Problem to work on.
Reproduce the data exactly.

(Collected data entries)

◇ ◇ ◇ ◇

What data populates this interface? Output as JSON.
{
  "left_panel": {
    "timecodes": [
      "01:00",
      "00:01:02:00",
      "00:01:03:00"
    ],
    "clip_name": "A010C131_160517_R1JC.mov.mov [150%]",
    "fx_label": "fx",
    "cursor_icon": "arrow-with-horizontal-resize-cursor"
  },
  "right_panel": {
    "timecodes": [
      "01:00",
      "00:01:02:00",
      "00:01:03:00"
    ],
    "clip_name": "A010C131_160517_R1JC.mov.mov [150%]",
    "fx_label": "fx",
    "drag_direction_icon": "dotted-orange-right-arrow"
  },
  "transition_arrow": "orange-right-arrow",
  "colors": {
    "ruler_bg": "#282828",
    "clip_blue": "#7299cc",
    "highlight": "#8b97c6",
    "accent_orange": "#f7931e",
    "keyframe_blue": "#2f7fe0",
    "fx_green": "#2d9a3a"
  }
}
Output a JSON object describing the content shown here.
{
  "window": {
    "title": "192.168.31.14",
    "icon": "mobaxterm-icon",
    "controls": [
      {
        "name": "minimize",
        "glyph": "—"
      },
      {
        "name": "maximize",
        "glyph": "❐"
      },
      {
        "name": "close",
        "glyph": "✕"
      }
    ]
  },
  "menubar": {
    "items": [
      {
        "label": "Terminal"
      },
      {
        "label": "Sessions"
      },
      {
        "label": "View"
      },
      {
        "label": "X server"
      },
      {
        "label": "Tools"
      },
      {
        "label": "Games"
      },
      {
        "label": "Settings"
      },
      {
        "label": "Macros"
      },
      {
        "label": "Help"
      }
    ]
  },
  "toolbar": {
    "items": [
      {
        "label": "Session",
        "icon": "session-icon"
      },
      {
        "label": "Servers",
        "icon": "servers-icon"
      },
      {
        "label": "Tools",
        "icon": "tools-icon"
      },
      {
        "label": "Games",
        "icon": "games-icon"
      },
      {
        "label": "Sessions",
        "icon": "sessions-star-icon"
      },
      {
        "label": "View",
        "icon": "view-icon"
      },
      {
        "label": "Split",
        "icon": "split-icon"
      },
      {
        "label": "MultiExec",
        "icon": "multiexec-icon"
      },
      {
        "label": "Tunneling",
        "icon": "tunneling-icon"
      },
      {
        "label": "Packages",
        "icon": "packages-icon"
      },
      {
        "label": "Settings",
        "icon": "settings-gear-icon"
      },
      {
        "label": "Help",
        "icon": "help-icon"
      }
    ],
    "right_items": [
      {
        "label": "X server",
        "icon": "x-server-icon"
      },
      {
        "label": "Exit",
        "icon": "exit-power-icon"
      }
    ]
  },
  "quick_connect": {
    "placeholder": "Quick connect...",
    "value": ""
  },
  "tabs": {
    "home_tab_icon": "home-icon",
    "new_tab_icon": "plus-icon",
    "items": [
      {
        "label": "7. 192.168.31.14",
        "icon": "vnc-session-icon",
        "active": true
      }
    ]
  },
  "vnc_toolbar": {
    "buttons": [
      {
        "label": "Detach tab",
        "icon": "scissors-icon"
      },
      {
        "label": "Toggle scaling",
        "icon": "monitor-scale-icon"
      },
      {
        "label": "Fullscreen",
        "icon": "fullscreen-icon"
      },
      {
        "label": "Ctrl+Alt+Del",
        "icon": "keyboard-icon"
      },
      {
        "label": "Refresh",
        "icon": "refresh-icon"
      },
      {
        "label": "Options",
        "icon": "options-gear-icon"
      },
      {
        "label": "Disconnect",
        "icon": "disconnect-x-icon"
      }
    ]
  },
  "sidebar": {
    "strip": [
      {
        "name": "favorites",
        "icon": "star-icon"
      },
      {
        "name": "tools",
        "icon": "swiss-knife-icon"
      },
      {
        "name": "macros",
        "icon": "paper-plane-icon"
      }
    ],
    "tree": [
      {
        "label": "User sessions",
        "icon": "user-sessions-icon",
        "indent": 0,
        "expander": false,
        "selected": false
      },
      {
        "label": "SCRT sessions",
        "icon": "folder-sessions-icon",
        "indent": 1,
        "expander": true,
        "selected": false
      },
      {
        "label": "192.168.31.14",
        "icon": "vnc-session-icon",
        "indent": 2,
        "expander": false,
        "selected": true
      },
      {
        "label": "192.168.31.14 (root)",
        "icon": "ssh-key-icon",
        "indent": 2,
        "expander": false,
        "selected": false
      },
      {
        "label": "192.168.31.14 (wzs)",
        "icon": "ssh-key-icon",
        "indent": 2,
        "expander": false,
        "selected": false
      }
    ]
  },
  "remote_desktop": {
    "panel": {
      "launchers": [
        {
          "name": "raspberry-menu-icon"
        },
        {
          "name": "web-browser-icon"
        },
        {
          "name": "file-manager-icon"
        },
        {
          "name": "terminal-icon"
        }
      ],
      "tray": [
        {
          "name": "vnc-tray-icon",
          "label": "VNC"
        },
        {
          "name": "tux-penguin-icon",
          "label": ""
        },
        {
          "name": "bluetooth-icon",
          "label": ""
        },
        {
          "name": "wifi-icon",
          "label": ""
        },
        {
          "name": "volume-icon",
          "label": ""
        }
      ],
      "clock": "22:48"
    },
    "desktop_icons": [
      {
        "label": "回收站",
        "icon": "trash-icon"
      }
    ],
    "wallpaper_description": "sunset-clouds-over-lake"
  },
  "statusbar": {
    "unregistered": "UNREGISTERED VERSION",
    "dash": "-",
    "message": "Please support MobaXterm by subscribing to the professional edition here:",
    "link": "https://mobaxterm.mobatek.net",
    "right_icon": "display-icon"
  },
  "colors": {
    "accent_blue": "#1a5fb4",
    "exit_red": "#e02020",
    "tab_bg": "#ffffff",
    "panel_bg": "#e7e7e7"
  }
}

◇ ◇ ◇ ◇

Task answer.
What data populates this interface? Output as JSON.
{
  "left_panel": {
    "timecodes": [
      "01:00",
      "00:01:02:00",
      "00:01:03:00"
    ],
    "clip_name": "A010C131_160517_R1JC.mov.mov [150%]",
    "fx_label": "fx",
    "cursor_icon": "arrow-with-horizontal-resize-cursor"
  },
  "right_panel": {
    "timecodes": [
      "01:00",
      "00:01:02:00",
      "00:01:03:00"
    ],
    "clip_name": "A010C131_160517_R1JC.mov.mov [150%]",
    "fx_label": "fx",
    "drag_direction_icon": "dotted-orange-right-arrow"
  },
  "transition_arrow": "orange-right-arrow",
  "colors": {
    "ruler_bg": "#282828",
    "clip_blue": "#7299cc",
    "highlight": "#8b97c6",
    "accent_orange": "#f7931e",
    "keyframe_blue": "#2f7fe0",
    "fx_green": "#2d9a3a"
  }
}
Output a JSON object describing the content shown here.
{
  "window": {
    "title": "192.168.31.14",
    "icon": "mobaxterm-icon",
    "controls": [
      {
        "name": "minimize",
        "glyph": "—"
      },
      {
        "name": "maximize",
        "glyph": "❐"
      },
      {
        "name": "close",
        "glyph": "✕"
      }
    ]
  },
  "menubar": {
    "items": [
      {
        "label": "Terminal"
      },
      {
        "label": "Sessions"
      },
      {
        "label": "View"
      },
      {
        "label": "X server"
      },
      {
        "label": "Tools"
      },
      {
        "label": "Games"
      },
      {
        "label": "Settings"
      },
      {
        "label": "Macros"
      },
      {
        "label": "Help"
      }
    ]
  },
  "toolbar": {
    "items": [
      {
        "label": "Session",
        "icon": "session-icon"
      },
      {
        "label": "Servers",
        "icon": "servers-icon"
      },
      {
        "label": "Tools",
        "icon": "tools-icon"
      },
      {
        "label": "Games",
        "icon": "games-icon"
      },
      {
        "label": "Sessions",
        "icon": "sessions-star-icon"
      },
      {
        "label": "View",
        "icon": "view-icon"
      },
      {
        "label": "Split",
        "icon": "split-icon"
      },
      {
        "label": "MultiExec",
        "icon": "multiexec-icon"
      },
      {
        "label": "Tunneling",
        "icon": "tunneling-icon"
      },
      {
        "label": "Packages",
        "icon": "packages-icon"
      },
      {
        "label": "Settings",
        "icon": "settings-gear-icon"
      },
      {
        "label": "Help",
        "icon": "help-icon"
      }
    ],
    "right_items": [
      {
        "label": "X server",
        "icon": "x-server-icon"
      },
      {
        "label": "Exit",
        "icon": "exit-power-icon"
      }
    ]
  },
  "quick_connect": {
    "placeholder": "Quick connect...",
    "value": ""
  },
  "tabs": {
    "home_tab_icon": "home-icon",
    "new_tab_icon": "plus-icon",
    "items": [
      {
        "label": "7. 192.168.31.14",
        "icon": "vnc-session-icon",
        "active": true
      }
    ]
  },
  "vnc_toolbar": {
    "buttons": [
      {
        "label": "Detach tab",
        "icon": "scissors-icon"
      },
      {
        "label": "Toggle scaling",
        "icon": "monitor-scale-icon"
      },
      {
        "label": "Fullscreen",
        "icon": "fullscreen-icon"
      },
      {
        "label": "Ctrl+Alt+Del",
        "icon": "keyboard-icon"
      },
      {
        "label": "Refresh",
        "icon": "refresh-icon"
      },
      {
        "label": "Options",
        "icon": "options-gear-icon"
      },
      {
        "label": "Disconnect",
        "icon": "disconnect-x-icon"
      }
    ]
  },
  "sidebar": {
    "strip": [
      {
        "name": "favorites",
        "icon": "star-icon"
      },
      {
        "name": "tools",
        "icon": "swiss-knife-icon"
      },
      {
        "name": "macros",
        "icon": "paper-plane-icon"
      }
    ],
    "tree": [
      {
        "label": "User sessions",
        "icon": "user-sessions-icon",
        "indent": 0,
        "expander": false,
        "selected": false
      },
      {
        "label": "SCRT sessions",
        "icon": "folder-sessions-icon",
        "indent": 1,
        "expander": true,
        "selected": false
      },
      {
        "label": "192.168.31.14",
        "icon": "vnc-session-icon",
        "indent": 2,
        "expander": false,
        "selected": true
      },
      {
        "label": "192.168.31.14 (root)",
        "icon": "ssh-key-icon",
        "indent": 2,
        "expander": false,
        "selected": false
      },
      {
        "label": "192.168.31.14 (wzs)",
        "icon": "ssh-key-icon",
        "indent": 2,
        "expander": false,
        "selected": false
      }
    ]
  },
  "remote_desktop": {
    "panel": {
      "launchers": [
        {
          "name": "raspberry-menu-icon"
        },
        {
          "name": "web-browser-icon"
        },
        {
          "name": "file-manager-icon"
        },
        {
          "name": "terminal-icon"
        }
      ],
      "tray": [
        {
          "name": "vnc-tray-icon",
          "label": "VNC"
        },
        {
          "name": "tux-penguin-icon",
          "label": ""
        },
        {
          "name": "bluetooth-icon",
          "label": ""
        },
        {
          "name": "wifi-icon",
          "label": ""
        },
        {
          "name": "volume-icon",
          "label": ""
        }
      ],
      "clock": "22:48"
    },
    "desktop_icons": [
      {
        "label": "回收站",
        "icon": "trash-icon"
      }
    ],
    "wallpaper_description": "sunset-clouds-over-lake"
  },
  "statusbar": {
    "unregistered": "UNREGISTERED VERSION",
    "dash": "-",
    "message": "Please support MobaXterm by subscribing to the professional edition here:",
    "link": "https://mobaxterm.mobatek.net",
    "right_icon": "display-icon"
  },
  "colors": {
    "accent_blue": "#1a5fb4",
    "exit_red": "#e02020",
    "tab_bg": "#ffffff",
    "panel_bg": "#e7e7e7"
  }
}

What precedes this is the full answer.